**Do this**
Copy, from the entries below, each line where the word "ylabel" can be found.

--- start ---

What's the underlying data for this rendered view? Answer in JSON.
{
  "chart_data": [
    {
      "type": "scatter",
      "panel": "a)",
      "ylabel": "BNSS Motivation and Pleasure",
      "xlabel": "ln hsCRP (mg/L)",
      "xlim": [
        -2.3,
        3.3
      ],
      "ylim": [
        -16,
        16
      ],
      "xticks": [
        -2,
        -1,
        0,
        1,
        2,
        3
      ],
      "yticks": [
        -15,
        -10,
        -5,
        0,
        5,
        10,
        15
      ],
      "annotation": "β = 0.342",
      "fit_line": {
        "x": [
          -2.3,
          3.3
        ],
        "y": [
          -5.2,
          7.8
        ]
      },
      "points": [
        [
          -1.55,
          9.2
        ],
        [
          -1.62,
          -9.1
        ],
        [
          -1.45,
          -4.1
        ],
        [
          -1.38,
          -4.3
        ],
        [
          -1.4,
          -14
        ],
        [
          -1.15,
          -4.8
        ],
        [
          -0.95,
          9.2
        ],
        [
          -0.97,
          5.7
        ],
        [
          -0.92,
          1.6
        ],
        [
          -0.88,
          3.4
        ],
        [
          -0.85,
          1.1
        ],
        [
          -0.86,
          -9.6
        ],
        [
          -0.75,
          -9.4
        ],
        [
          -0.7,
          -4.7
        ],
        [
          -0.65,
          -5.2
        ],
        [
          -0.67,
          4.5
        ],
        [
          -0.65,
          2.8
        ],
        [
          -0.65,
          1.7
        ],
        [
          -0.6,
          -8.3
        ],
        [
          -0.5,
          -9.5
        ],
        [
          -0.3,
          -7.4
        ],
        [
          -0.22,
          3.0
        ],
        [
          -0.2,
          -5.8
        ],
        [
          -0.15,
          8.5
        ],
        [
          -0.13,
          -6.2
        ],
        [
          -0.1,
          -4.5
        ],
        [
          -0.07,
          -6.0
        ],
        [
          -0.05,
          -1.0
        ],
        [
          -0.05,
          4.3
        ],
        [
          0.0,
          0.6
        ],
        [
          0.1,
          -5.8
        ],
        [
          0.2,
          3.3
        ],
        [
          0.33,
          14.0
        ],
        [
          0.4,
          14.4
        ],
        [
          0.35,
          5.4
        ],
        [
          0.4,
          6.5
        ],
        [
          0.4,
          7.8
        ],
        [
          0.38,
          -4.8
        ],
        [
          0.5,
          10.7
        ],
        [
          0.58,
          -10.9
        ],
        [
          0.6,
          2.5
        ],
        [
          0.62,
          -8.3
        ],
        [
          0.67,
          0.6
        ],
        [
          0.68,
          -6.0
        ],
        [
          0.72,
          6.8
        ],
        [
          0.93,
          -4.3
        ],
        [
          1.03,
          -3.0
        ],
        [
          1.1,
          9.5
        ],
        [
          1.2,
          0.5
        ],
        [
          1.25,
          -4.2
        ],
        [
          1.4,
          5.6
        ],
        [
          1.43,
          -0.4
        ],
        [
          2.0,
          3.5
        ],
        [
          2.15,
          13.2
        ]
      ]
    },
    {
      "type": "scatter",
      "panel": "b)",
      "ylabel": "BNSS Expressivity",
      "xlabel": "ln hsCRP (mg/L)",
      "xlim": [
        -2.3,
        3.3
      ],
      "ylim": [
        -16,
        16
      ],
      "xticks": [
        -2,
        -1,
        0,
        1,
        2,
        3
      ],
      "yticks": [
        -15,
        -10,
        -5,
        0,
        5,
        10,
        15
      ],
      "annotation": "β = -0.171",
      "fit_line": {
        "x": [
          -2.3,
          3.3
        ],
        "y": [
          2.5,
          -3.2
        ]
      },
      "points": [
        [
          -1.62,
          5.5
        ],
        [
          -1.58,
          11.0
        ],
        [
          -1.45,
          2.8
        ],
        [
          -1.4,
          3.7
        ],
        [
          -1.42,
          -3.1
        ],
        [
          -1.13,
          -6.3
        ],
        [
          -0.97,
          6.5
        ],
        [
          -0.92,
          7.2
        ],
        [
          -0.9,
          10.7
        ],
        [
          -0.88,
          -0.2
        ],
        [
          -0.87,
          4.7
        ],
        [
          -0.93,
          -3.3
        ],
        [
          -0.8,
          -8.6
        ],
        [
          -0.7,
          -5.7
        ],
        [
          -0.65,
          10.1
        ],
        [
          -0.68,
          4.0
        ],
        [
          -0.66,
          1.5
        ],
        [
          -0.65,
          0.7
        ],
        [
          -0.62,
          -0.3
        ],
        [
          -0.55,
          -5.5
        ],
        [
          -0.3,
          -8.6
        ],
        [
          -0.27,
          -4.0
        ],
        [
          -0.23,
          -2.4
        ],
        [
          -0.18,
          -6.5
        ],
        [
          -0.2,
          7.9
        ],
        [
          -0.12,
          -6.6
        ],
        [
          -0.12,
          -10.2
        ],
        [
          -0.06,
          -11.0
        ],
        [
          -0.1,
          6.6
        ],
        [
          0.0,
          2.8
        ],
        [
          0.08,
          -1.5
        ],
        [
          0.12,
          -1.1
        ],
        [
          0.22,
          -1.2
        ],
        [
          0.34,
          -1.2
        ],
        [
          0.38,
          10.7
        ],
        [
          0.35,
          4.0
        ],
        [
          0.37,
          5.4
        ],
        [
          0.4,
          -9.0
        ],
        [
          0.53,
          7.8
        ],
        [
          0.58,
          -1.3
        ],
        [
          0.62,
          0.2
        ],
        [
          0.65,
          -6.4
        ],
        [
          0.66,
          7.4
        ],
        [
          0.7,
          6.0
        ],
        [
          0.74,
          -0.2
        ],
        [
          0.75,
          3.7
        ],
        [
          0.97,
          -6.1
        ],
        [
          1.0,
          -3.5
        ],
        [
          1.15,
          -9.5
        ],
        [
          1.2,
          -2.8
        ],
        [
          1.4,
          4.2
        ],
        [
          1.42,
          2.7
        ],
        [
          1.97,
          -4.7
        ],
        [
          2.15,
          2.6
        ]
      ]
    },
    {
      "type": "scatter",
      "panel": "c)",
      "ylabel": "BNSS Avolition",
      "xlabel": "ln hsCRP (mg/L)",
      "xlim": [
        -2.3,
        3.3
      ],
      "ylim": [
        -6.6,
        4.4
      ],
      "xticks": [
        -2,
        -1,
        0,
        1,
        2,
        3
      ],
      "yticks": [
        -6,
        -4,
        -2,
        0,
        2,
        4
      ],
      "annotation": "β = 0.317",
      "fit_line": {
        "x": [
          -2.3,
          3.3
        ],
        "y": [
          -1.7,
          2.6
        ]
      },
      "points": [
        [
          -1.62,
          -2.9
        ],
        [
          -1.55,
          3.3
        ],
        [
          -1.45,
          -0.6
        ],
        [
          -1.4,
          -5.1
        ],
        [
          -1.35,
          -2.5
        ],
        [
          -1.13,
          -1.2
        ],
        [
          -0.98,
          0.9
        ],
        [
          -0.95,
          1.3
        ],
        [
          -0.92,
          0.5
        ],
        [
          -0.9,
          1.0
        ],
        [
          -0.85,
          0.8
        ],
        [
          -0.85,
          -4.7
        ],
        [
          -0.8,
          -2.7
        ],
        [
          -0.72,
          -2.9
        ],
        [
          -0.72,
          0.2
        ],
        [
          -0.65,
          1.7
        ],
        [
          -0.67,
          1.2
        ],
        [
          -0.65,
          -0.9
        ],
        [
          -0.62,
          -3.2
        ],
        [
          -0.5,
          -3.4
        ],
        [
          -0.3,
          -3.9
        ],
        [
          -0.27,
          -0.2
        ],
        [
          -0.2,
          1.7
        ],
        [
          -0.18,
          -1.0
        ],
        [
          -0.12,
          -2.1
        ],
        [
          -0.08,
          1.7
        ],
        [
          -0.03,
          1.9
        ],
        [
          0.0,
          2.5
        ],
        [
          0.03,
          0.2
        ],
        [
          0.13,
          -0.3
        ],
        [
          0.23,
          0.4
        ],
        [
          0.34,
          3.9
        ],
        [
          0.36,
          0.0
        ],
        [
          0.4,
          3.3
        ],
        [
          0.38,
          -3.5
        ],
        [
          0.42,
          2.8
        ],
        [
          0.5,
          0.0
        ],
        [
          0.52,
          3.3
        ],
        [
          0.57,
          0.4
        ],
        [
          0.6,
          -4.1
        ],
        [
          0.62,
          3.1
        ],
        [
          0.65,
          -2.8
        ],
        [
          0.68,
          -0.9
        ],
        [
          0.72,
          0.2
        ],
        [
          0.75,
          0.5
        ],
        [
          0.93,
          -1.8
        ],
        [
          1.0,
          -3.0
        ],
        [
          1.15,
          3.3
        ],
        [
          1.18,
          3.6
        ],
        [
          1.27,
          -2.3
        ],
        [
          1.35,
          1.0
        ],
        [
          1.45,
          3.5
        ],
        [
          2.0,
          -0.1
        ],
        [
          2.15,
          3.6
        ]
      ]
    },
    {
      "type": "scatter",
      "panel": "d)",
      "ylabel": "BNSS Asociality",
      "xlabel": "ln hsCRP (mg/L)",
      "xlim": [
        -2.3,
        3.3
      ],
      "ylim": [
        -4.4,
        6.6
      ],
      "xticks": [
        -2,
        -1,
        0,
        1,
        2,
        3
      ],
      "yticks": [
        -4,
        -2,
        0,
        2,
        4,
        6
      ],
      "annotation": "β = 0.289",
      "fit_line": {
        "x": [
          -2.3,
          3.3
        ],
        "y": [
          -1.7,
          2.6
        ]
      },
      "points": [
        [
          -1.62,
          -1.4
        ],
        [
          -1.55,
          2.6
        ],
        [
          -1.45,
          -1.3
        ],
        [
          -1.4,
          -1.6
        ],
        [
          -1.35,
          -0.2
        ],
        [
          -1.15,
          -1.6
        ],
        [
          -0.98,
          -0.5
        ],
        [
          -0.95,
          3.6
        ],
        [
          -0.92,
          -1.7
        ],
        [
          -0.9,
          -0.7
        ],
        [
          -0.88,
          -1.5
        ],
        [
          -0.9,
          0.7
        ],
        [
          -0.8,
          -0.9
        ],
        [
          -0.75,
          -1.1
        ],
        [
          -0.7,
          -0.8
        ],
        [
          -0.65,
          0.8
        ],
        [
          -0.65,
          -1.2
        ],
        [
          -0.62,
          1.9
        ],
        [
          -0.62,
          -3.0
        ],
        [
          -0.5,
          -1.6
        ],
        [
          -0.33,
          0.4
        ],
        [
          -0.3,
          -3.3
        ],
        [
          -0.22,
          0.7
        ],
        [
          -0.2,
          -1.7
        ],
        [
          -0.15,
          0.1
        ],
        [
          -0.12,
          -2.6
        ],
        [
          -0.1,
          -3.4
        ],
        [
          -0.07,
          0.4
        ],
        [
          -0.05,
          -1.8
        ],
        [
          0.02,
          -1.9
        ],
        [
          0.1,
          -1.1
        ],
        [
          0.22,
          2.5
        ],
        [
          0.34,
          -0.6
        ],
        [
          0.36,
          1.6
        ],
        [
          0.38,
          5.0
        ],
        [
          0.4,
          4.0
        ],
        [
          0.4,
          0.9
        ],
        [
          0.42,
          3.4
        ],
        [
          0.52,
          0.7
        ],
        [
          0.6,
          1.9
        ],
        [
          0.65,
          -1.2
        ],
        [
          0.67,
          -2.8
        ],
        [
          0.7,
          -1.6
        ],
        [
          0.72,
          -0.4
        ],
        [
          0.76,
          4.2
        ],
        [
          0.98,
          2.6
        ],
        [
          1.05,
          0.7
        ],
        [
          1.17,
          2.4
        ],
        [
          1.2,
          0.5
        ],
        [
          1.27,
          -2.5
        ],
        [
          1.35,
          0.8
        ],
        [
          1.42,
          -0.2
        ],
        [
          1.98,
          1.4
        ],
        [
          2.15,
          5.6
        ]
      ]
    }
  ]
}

--- end ---

**Reply**
      "ylabel": "BNSS Motivation and Pleasure",
      "ylabel": "BNSS Expressivity",
      "ylabel": "BNSS Avolition",
      "ylabel": "BNSS Asociality",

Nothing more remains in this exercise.